** Job **
Edit the records below so that every "Forecast" reads "Projection", and keep every other line and character unchanged. Leave the pictures out of your answer.

** Supplied data **
____

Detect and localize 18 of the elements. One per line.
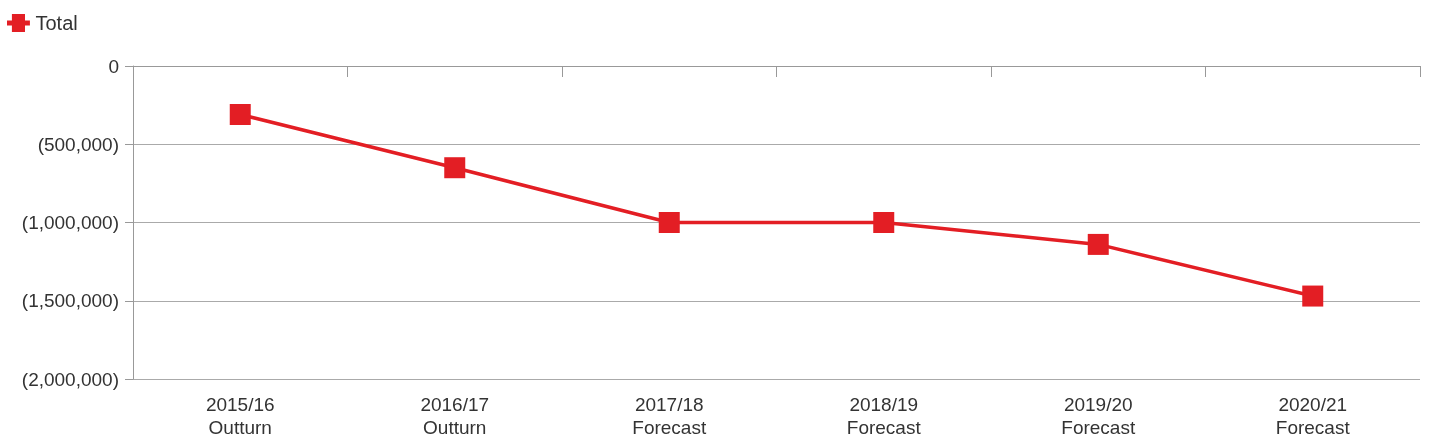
x-tick-label: 2015/16 Outturn [205,394,275,438]
point [873,212,895,233]
point [444,157,466,179]
point [229,104,251,126]
y-tick-label: 0 [108,55,119,77]
y-tick-label: (1,000,000) [21,212,119,233]
point [1302,285,1324,307]
x-tick-label: 2018/19 Forecast [846,394,922,438]
x-tick-label: 2017/18 Forecast [632,394,707,438]
legend-label: Total [35,12,78,34]
x-tick-label: 2020/21 Forecast [1275,394,1351,438]
y-tick-label: (500,000) [37,133,119,155]
y-tick-label: (1,500,000) [21,290,119,312]
point [658,212,680,233]
y-tick-label: (2,000,000) [21,368,119,390]
x-tick-label: 2019/20 Forecast [1061,394,1136,438]
point [1087,233,1109,255]
x-tick-label: 2016/17 Outturn [420,394,490,438]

____

** Correct response **
Detect and localize 18 of the elements. One per line.
x-tick-label: 2015/16 Outturn [205,394,275,438]
point [873,212,895,233]
point [444,157,466,179]
point [229,104,251,126]
y-tick-label: 0 [108,55,119,77]
y-tick-label: (1,000,000) [21,212,119,233]
point [1302,285,1324,307]
x-tick-label: 2018/19 Projection [846,394,922,438]
x-tick-label: 2017/18 Projection [632,394,707,438]
legend-label: Total [35,12,78,34]
x-tick-label: 2020/21 Projection [1275,394,1351,438]
y-tick-label: (500,000) [37,133,119,155]
y-tick-label: (1,500,000) [21,290,119,312]
point [658,212,680,233]
y-tick-label: (2,000,000) [21,368,119,390]
x-tick-label: 2019/20 Projection [1061,394,1136,438]
point [1087,233,1109,255]
x-tick-label: 2016/17 Outturn [420,394,490,438]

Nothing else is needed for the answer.